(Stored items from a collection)

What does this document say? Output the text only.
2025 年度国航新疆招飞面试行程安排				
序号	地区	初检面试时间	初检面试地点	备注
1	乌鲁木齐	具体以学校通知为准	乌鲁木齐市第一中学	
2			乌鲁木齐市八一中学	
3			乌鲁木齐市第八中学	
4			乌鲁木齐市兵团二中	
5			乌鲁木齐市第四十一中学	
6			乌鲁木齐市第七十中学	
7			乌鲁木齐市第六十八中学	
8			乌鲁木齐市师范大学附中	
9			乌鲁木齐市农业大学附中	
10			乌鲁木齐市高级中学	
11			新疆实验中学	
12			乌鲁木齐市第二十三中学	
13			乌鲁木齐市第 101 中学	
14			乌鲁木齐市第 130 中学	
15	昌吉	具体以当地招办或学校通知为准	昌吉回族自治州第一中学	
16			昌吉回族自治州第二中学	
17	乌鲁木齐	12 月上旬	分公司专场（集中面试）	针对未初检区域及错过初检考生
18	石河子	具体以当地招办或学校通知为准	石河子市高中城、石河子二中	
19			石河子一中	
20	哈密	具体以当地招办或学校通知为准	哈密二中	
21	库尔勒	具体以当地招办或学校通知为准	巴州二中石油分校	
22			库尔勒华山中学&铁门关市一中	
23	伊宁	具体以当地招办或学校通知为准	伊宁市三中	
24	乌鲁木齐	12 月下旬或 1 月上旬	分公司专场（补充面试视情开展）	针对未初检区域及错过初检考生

▶ Task description:
Write out every line of the material again, exactly as it reads.

▶ Output:
What does this document say? Output the text only.
2025 年度国航新疆招飞面试行程安排				
序号	地区	初检面试时间	初检面试地点	备注
1	乌鲁木齐	具体以学校通知为准	乌鲁木齐市第一中学	
2			乌鲁木齐市八一中学	
3			乌鲁木齐市第八中学	
4			乌鲁木齐市兵团二中	
5			乌鲁木齐市第四十一中学	
6			乌鲁木齐市第七十中学	
7			乌鲁木齐市第六十八中学	
8			乌鲁木齐市师范大学附中	
9			乌鲁木齐市农业大学附中	
10			乌鲁木齐市高级中学	
11			新疆实验中学	
12			乌鲁木齐市第二十三中学	
13			乌鲁木齐市第 101 中学	
14			乌鲁木齐市第 130 中学	
15	昌吉	具体以当地招办或学校通知为准	昌吉回族自治州第一中学	
16			昌吉回族自治州第二中学	
17	乌鲁木齐	12 月上旬	分公司专场（集中面试）	针对未初检区域及错过初检考生
18	石河子	具体以当地招办或学校通知为准	石河子市高中城、石河子二中	
19			石河子一中	
20	哈密	具体以当地招办或学校通知为准	哈密二中	
21	库尔勒	具体以当地招办或学校通知为准	巴州二中石油分校	
22			库尔勒华山中学&铁门关市一中	
23	伊宁	具体以当地招办或学校通知为准	伊宁市三中	
24	乌鲁木齐	12 月下旬或 1 月上旬	分公司专场（补充面试视情开展）	针对未初检区域及错过初检考生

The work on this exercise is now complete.